**What this task involves**
Your task is to copy every line of this material exactly.

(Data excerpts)
################

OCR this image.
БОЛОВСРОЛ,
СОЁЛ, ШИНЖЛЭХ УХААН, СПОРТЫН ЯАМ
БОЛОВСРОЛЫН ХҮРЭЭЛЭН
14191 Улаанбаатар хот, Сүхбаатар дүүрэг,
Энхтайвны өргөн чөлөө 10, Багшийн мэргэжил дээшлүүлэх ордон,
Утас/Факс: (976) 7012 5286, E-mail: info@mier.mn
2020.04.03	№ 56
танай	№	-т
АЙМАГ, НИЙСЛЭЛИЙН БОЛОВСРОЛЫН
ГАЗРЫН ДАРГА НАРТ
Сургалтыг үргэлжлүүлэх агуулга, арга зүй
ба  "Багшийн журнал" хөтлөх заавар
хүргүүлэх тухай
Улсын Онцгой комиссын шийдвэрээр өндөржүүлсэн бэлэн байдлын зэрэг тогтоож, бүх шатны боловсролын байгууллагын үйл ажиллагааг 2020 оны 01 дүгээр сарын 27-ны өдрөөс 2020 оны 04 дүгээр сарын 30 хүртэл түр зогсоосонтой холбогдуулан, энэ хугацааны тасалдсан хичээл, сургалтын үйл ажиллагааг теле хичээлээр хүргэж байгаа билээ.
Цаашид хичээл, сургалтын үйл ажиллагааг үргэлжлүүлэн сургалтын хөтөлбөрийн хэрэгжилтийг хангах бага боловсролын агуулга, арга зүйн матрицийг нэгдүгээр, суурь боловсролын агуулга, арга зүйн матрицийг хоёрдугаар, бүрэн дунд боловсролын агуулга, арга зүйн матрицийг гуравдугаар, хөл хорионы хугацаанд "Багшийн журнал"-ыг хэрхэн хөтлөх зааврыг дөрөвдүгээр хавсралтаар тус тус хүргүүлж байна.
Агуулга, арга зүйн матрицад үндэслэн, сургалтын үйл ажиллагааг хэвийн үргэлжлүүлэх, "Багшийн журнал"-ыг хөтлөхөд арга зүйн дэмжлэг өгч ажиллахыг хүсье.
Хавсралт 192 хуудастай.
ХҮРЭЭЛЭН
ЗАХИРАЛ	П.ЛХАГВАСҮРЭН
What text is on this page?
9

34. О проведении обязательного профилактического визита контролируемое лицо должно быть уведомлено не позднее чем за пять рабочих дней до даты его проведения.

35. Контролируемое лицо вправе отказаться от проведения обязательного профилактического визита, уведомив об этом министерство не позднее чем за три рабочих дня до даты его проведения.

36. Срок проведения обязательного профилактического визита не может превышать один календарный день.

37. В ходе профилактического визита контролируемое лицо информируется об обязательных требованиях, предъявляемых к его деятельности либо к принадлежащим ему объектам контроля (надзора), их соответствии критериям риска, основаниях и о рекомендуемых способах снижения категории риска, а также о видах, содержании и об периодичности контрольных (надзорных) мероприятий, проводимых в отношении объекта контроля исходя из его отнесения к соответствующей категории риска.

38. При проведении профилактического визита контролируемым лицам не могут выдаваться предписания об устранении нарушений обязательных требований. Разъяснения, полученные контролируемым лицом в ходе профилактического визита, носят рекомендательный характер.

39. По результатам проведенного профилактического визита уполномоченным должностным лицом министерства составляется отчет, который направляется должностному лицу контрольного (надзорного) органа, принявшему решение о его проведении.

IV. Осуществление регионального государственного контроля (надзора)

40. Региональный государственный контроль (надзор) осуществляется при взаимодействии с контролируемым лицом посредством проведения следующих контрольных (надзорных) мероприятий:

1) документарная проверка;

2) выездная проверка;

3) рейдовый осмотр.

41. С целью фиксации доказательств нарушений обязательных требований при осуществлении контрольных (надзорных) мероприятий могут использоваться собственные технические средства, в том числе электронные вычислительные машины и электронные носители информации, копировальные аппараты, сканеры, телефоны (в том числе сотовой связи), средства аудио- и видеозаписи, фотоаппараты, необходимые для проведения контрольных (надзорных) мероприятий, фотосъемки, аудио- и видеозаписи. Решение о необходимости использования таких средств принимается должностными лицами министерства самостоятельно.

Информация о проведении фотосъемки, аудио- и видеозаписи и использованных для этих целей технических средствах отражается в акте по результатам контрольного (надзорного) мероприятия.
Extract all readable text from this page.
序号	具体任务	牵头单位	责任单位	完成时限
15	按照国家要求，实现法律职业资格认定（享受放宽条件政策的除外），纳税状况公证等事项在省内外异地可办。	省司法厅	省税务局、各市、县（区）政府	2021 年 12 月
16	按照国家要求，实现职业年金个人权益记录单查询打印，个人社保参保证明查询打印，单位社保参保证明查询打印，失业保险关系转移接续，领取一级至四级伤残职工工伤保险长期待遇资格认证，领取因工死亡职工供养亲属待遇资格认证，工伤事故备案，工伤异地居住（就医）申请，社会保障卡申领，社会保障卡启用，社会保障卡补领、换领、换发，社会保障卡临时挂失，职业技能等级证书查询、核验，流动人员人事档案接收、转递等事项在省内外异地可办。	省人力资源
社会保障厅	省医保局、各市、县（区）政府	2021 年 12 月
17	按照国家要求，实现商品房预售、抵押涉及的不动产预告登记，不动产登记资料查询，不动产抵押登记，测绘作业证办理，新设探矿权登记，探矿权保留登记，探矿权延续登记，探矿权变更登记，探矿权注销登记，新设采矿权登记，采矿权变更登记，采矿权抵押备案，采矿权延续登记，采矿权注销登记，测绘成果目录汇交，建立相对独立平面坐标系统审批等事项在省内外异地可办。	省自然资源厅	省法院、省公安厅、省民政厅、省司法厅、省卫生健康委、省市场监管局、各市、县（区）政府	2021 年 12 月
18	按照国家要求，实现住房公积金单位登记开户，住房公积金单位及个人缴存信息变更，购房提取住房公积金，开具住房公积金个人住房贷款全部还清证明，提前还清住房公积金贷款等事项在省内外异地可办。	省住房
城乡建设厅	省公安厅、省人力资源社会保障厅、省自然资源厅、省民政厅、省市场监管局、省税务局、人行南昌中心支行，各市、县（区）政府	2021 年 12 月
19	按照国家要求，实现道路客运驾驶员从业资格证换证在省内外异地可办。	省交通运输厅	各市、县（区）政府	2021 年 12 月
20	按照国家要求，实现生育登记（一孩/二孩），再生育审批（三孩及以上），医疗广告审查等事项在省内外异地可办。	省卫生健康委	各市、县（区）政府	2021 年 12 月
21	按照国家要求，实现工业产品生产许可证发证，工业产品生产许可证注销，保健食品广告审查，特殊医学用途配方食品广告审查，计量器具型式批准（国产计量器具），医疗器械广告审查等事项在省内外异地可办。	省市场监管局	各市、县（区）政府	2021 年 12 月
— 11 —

################

**Answer to the task**
OCR this image.
БОЛОВСРОЛ,
СОЁЛ, ШИНЖЛЭХ УХААН, СПОРТЫН ЯАМ
БОЛОВСРОЛЫН ХҮРЭЭЛЭН
14191 Улаанбаатар хот, Сүхбаатар дүүрэг,
Энхтайвны өргөн чөлөө 10, Багшийн мэргэжил дээшлүүлэх ордон,
Утас/Факс: (976) 7012 5286, E-mail: info@mier.mn
2020.04.03	№ 56
танай	№	-т
АЙМАГ, НИЙСЛЭЛИЙН БОЛОВСРОЛЫН
ГАЗРЫН ДАРГА НАРТ
Сургалтыг үргэлжлүүлэх агуулга, арга зүй
ба  "Багшийн журнал" хөтлөх заавар
хүргүүлэх тухай
Улсын Онцгой комиссын шийдвэрээр өндөржүүлсэн бэлэн байдлын зэрэг тогтоож, бүх шатны боловсролын байгууллагын үйл ажиллагааг 2020 оны 01 дүгээр сарын 27-ны өдрөөс 2020 оны 04 дүгээр сарын 30 хүртэл түр зогсоосонтой холбогдуулан, энэ хугацааны тасалдсан хичээл, сургалтын үйл ажиллагааг теле хичээлээр хүргэж байгаа билээ.
Цаашид хичээл, сургалтын үйл ажиллагааг үргэлжлүүлэн сургалтын хөтөлбөрийн хэрэгжилтийг хангах бага боловсролын агуулга, арга зүйн матрицийг нэгдүгээр, суурь боловсролын агуулга, арга зүйн матрицийг хоёрдугаар, бүрэн дунд боловсролын агуулга, арга зүйн матрицийг гуравдугаар, хөл хорионы хугацаанд "Багшийн журнал"-ыг хэрхэн хөтлөх зааврыг дөрөвдүгээр хавсралтаар тус тус хүргүүлж байна.
Агуулга, арга зүйн матрицад үндэслэн, сургалтын үйл ажиллагааг хэвийн үргэлжлүүлэх, "Багшийн журнал"-ыг хөтлөхөд арга зүйн дэмжлэг өгч ажиллахыг хүсье.
Хавсралт 192 хуудастай.
ХҮРЭЭЛЭН
ЗАХИРАЛ	П.ЛХАГВАСҮРЭН
What text is on this page?
9

34. О проведении обязательного профилактического визита контролируемое лицо должно быть уведомлено не позднее чем за пять рабочих дней до даты его проведения.

35. Контролируемое лицо вправе отказаться от проведения обязательного профилактического визита, уведомив об этом министерство не позднее чем за три рабочих дня до даты его проведения.

36. Срок проведения обязательного профилактического визита не может превышать один календарный день.

37. В ходе профилактического визита контролируемое лицо информируется об обязательных требованиях, предъявляемых к его деятельности либо к принадлежащим ему объектам контроля (надзора), их соответствии критериям риска, основаниях и о рекомендуемых способах снижения категории риска, а также о видах, содержании и об периодичности контрольных (надзорных) мероприятий, проводимых в отношении объекта контроля исходя из его отнесения к соответствующей категории риска.

38. При проведении профилактического визита контролируемым лицам не могут выдаваться предписания об устранении нарушений обязательных требований. Разъяснения, полученные контролируемым лицом в ходе профилактического визита, носят рекомендательный характер.

39. По результатам проведенного профилактического визита уполномоченным должностным лицом министерства составляется отчет, который направляется должностному лицу контрольного (надзорного) органа, принявшему решение о его проведении.

IV. Осуществление регионального государственного контроля (надзора)

40. Региональный государственный контроль (надзор) осуществляется при взаимодействии с контролируемым лицом посредством проведения следующих контрольных (надзорных) мероприятий:

1) документарная проверка;

2) выездная проверка;

3) рейдовый осмотр.

41. С целью фиксации доказательств нарушений обязательных требований при осуществлении контрольных (надзорных) мероприятий могут использоваться собственные технические средства, в том числе электронные вычислительные машины и электронные носители информации, копировальные аппараты, сканеры, телефоны (в том числе сотовой связи), средства аудио- и видеозаписи, фотоаппараты, необходимые для проведения контрольных (надзорных) мероприятий, фотосъемки, аудио- и видеозаписи. Решение о необходимости использования таких средств принимается должностными лицами министерства самостоятельно.

Информация о проведении фотосъемки, аудио- и видеозаписи и использованных для этих целей технических средствах отражается в акте по результатам контрольного (надзорного) мероприятия.
Extract all readable text from this page.
序号	具体任务	牵头单位	责任单位	完成时限
15	按照国家要求，实现法律职业资格认定（享受放宽条件政策的除外），纳税状况公证等事项在省内外异地可办。	省司法厅	省税务局、各市、县（区）政府	2021 年 12 月
16	按照国家要求，实现职业年金个人权益记录单查询打印，个人社保参保证明查询打印，单位社保参保证明查询打印，失业保险关系转移接续，领取一级至四级伤残职工工伤保险长期待遇资格认证，领取因工死亡职工供养亲属待遇资格认证，工伤事故备案，工伤异地居住（就医）申请，社会保障卡申领，社会保障卡启用，社会保障卡补领、换领、换发，社会保障卡临时挂失，职业技能等级证书查询、核验，流动人员人事档案接收、转递等事项在省内外异地可办。	省人力资源
社会保障厅	省医保局、各市、县（区）政府	2021 年 12 月
17	按照国家要求，实现商品房预售、抵押涉及的不动产预告登记，不动产登记资料查询，不动产抵押登记，测绘作业证办理，新设探矿权登记，探矿权保留登记，探矿权延续登记，探矿权变更登记，探矿权注销登记，新设采矿权登记，采矿权变更登记，采矿权抵押备案，采矿权延续登记，采矿权注销登记，测绘成果目录汇交，建立相对独立平面坐标系统审批等事项在省内外异地可办。	省自然资源厅	省法院、省公安厅、省民政厅、省司法厅、省卫生健康委、省市场监管局、各市、县（区）政府	2021 年 12 月
18	按照国家要求，实现住房公积金单位登记开户，住房公积金单位及个人缴存信息变更，购房提取住房公积金，开具住房公积金个人住房贷款全部还清证明，提前还清住房公积金贷款等事项在省内外异地可办。	省住房
城乡建设厅	省公安厅、省人力资源社会保障厅、省自然资源厅、省民政厅、省市场监管局、省税务局、人行南昌中心支行，各市、县（区）政府	2021 年 12 月
19	按照国家要求，实现道路客运驾驶员从业资格证换证在省内外异地可办。	省交通运输厅	各市、县（区）政府	2021 年 12 月
20	按照国家要求，实现生育登记（一孩/二孩），再生育审批（三孩及以上），医疗广告审查等事项在省内外异地可办。	省卫生健康委	各市、县（区）政府	2021 年 12 月
21	按照国家要求，实现工业产品生产许可证发证，工业产品生产许可证注销，保健食品广告审查，特殊医学用途配方食品广告审查，计量器具型式批准（国产计量器具），医疗器械广告审查等事项在省内外异地可办。	省市场监管局	各市、县（区）政府	2021 年 12 月
— 11 —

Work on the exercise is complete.